== What the task asks ==
Reproduce every line of the material below character for character, with no changes to the text, numbers, or punctuation.
---------------
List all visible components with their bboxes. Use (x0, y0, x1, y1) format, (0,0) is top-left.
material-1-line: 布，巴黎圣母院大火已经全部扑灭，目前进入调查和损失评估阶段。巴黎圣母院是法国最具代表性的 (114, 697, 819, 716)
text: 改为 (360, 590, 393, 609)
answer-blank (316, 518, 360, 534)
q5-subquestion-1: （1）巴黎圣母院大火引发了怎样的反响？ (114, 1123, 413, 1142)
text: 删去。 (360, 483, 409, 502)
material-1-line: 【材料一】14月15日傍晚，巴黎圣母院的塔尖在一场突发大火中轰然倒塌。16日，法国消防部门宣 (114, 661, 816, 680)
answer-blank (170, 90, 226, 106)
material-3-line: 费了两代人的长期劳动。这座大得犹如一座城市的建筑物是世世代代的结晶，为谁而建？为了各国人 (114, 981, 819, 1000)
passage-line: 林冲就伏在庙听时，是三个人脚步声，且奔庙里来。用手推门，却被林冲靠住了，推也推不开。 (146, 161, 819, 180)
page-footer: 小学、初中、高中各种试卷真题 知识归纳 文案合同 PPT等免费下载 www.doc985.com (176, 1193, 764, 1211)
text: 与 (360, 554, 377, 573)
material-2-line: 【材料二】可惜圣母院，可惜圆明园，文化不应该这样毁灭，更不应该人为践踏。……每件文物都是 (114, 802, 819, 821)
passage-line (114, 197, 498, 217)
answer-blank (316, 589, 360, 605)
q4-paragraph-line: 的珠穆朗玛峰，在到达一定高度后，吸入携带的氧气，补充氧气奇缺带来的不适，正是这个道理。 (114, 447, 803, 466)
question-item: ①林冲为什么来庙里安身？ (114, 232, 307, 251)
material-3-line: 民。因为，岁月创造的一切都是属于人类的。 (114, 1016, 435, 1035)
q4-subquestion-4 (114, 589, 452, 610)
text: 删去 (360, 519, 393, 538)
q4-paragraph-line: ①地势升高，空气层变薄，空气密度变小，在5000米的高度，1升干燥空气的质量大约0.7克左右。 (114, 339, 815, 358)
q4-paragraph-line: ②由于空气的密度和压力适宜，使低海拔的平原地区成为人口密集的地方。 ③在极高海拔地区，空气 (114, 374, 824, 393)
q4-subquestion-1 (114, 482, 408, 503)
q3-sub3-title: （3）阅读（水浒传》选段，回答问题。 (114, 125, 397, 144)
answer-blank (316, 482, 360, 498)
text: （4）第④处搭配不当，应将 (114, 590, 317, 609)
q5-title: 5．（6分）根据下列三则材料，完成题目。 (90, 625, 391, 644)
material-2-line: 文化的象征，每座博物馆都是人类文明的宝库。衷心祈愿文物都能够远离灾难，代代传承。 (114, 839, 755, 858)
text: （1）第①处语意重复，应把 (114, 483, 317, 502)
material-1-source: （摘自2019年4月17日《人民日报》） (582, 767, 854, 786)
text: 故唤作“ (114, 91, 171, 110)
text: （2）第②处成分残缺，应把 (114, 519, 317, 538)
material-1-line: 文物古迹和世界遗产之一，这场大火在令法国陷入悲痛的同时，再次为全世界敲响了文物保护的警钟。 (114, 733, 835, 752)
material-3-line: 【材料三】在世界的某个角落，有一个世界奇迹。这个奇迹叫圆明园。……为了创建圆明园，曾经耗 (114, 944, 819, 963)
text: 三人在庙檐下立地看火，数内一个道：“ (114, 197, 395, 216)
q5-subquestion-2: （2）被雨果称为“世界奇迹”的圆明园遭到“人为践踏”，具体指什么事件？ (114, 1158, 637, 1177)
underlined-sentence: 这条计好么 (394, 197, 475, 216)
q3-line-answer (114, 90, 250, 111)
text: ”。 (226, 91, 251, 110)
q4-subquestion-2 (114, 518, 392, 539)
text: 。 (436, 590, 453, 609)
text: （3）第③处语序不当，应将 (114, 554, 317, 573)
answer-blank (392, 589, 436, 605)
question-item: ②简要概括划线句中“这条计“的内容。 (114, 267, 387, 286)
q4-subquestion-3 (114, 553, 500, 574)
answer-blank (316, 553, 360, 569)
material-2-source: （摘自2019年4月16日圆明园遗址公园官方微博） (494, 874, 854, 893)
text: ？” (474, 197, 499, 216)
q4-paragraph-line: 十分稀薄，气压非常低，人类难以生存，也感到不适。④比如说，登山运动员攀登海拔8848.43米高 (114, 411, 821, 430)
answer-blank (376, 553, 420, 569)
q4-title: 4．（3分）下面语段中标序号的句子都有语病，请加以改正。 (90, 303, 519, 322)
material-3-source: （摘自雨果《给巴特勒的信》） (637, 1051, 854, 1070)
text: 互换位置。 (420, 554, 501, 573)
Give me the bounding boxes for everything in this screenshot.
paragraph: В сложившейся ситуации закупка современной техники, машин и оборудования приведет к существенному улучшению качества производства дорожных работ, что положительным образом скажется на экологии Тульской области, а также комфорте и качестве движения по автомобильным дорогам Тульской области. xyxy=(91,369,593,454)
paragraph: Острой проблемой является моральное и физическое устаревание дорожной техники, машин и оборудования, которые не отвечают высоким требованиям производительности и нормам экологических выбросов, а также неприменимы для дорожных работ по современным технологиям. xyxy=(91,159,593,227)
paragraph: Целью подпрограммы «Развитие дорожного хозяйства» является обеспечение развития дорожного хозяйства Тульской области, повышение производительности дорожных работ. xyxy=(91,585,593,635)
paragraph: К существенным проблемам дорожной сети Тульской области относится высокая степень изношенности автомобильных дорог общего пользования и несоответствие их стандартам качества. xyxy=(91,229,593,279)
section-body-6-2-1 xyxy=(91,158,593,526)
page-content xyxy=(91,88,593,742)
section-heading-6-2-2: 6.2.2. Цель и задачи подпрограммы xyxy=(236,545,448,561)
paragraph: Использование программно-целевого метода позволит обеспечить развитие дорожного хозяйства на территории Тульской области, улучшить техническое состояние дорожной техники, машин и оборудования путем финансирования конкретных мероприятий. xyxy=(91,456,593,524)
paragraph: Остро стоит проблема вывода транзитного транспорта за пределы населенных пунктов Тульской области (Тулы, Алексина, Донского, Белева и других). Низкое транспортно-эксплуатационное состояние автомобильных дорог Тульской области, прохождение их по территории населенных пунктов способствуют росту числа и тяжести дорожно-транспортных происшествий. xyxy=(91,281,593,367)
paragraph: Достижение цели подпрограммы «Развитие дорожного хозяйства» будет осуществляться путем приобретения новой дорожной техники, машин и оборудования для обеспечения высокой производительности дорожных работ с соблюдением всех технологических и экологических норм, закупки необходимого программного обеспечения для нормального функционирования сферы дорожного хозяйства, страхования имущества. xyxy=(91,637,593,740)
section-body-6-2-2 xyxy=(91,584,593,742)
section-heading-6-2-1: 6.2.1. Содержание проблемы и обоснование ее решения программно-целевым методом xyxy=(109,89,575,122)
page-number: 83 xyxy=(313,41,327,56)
---------------
== Solved exercise ==
List all visible components with their bboxes. Use (x0, y0, x1, y1) format, (0,0) is top-left.
material-1-line: 布，巴黎圣母院大火已经全部扑灭，目前进入调查和损失评估阶段。巴黎圣母院是法国最具代表性的 (114, 697, 819, 716)
text: 改为 (360, 590, 393, 609)
answer-blank (316, 518, 360, 534)
q5-subquestion-1: （1）巴黎圣母院大火引发了怎样的反响？ (114, 1123, 413, 1142)
text: 删去。 (360, 483, 409, 502)
material-1-line: 【材料一】14月15日傍晚，巴黎圣母院的塔尖在一场突发大火中轰然倒塌。16日，法国消防部门宣 (114, 661, 816, 680)
answer-blank (170, 90, 226, 106)
material-3-line: 费了两代人的长期劳动。这座大得犹如一座城市的建筑物是世世代代的结晶，为谁而建？为了各国人 (114, 981, 819, 1000)
passage-line: 林冲就伏在庙听时，是三个人脚步声，且奔庙里来。用手推门，却被林冲靠住了，推也推不开。 (146, 161, 819, 180)
page-footer: 小学、初中、高中各种试卷真题 知识归纳 文案合同 PPT等免费下载 www.doc985.com (176, 1193, 764, 1211)
text: 与 (360, 554, 377, 573)
material-2-line: 【材料二】可惜圣母院，可惜圆明园，文化不应该这样毁灭，更不应该人为践踏。……每件文物都是 (114, 802, 819, 821)
passage-line (114, 197, 498, 217)
answer-blank (316, 589, 360, 605)
q4-paragraph-line: 的珠穆朗玛峰，在到达一定高度后，吸入携带的氧气，补充氧气奇缺带来的不适，正是这个道理。 (114, 447, 803, 466)
question-item: ①林冲为什么来庙里安身？ (114, 232, 307, 251)
material-3-line: 民。因为，岁月创造的一切都是属于人类的。 (114, 1016, 435, 1035)
q4-subquestion-4 (114, 589, 452, 610)
text: 删去 (360, 519, 393, 538)
q4-paragraph-line: ①地势升高，空气层变薄，空气密度变小，在5000米的高度，1升干燥空气的质量大约0.7克左右。 (114, 339, 815, 358)
q4-paragraph-line: ②由于空气的密度和压力适宜，使低海拔的平原地区成为人口密集的地方。 ③在极高海拔地区，空气 (114, 374, 824, 393)
q4-subquestion-1 (114, 482, 408, 503)
q3-sub3-title: （3）阅读（水浒传》选段，回答问题。 (114, 125, 397, 144)
answer-blank (316, 482, 360, 498)
text: （4）第④处搭配不当，应将 (114, 590, 317, 609)
q5-title: 5．（6分）根据下列三则材料，完成题目。 (90, 625, 391, 644)
material-2-line: 文化的象征，每座博物馆都是人类文明的宝库。衷心祈愿文物都能够远离灾难，代代传承。 (114, 839, 755, 858)
text: （1）第①处语意重复，应把 (114, 483, 317, 502)
material-1-source: （摘自2019年4月17日《人民日报》） (582, 767, 854, 786)
text: 故唤作“ (114, 91, 171, 110)
text: （2）第②处成分残缺，应把 (114, 519, 317, 538)
material-1-line: 文物古迹和世界遗产之一，这场大火在令法国陷入悲痛的同时，再次为全世界敲响了文物保护的警钟。 (114, 733, 835, 752)
material-3-line: 【材料三】在世界的某个角落，有一个世界奇迹。这个奇迹叫圆明园。……为了创建圆明园，曾经耗 (114, 944, 819, 963)
text: 三人在庙檐下立地看火，数内一个道：“ (114, 197, 395, 216)
q5-subquestion-2: （2）被雨果称为“世界奇迹”的圆明园遭到“人为践踏”，具体指什么事件？ (114, 1158, 637, 1177)
underlined-sentence: 这条计好么 (394, 197, 475, 216)
q3-line-answer (114, 90, 250, 111)
text: ”。 (226, 91, 251, 110)
q4-subquestion-2 (114, 518, 392, 539)
text: 。 (436, 590, 453, 609)
text: （3）第③处语序不当，应将 (114, 554, 317, 573)
answer-blank (392, 589, 436, 605)
question-item: ②简要概括划线句中“这条计“的内容。 (114, 267, 387, 286)
q4-subquestion-3 (114, 553, 500, 574)
answer-blank (316, 553, 360, 569)
material-2-source: （摘自2019年4月16日圆明园遗址公园官方微博） (494, 874, 854, 893)
text: ？” (474, 197, 499, 216)
q4-paragraph-line: 十分稀薄，气压非常低，人类难以生存，也感到不适。④比如说，登山运动员攀登海拔8848.43米高 (114, 411, 821, 430)
answer-blank (376, 553, 420, 569)
q4-title: 4．（3分）下面语段中标序号的句子都有语病，请加以改正。 (90, 303, 519, 322)
material-3-source: （摘自雨果《给巴特勒的信》） (637, 1051, 854, 1070)
text: 互换位置。 (420, 554, 501, 573)
Give me the bounding boxes for everything in this screenshot.
paragraph: В сложившейся ситуации закупка современной техники, машин и оборудования приведет к существенному улучшению качества производства дорожных работ, что положительным образом скажется на экологии Тульской области, а также комфорте и качестве движения по автомобильным дорогам Тульской области. xyxy=(91,369,593,454)
paragraph: Острой проблемой является моральное и физическое устаревание дорожной техники, машин и оборудования, которые не отвечают высоким требованиям производительности и нормам экологических выбросов, а также неприменимы для дорожных работ по современным технологиям. xyxy=(91,159,593,227)
paragraph: Целью подпрограммы «Развитие дорожного хозяйства» является обеспечение развития дорожного хозяйства Тульской области, повышение производительности дорожных работ. xyxy=(91,585,593,635)
paragraph: К существенным проблемам дорожной сети Тульской области относится высокая степень изношенности автомобильных дорог общего пользования и несоответствие их стандартам качества. xyxy=(91,229,593,279)
section-body-6-2-1 xyxy=(91,158,593,526)
page-content xyxy=(91,88,593,742)
section-heading-6-2-2: 6.2.2. Цель и задачи подпрограммы xyxy=(236,545,448,561)
paragraph: Использование программно-целевого метода позволит обеспечить развитие дорожного хозяйства на территории Тульской области, улучшить техническое состояние дорожной техники, машин и оборудования путем финансирования конкретных мероприятий. xyxy=(91,456,593,524)
paragraph: Остро стоит проблема вывода транзитного транспорта за пределы населенных пунктов Тульской области (Тулы, Алексина, Донского, Белева и других). Низкое транспортно-эксплуатационное состояние автомобильных дорог Тульской области, прохождение их по территории населенных пунктов способствуют росту числа и тяжести дорожно-транспортных происшествий. xyxy=(91,281,593,367)
paragraph: Достижение цели подпрограммы «Развитие дорожного хозяйства» будет осуществляться путем приобретения новой дорожной техники, машин и оборудования для обеспечения высокой производительности дорожных работ с соблюдением всех технологических и экологических норм, закупки необходимого программного обеспечения для нормального функционирования сферы дорожного хозяйства, страхования имущества. xyxy=(91,637,593,740)
section-body-6-2-2 xyxy=(91,584,593,742)
section-heading-6-2-1: 6.2.1. Содержание проблемы и обоснование ее решения программно-целевым методом xyxy=(109,89,575,122)
page-number: 83 xyxy=(313,41,327,56)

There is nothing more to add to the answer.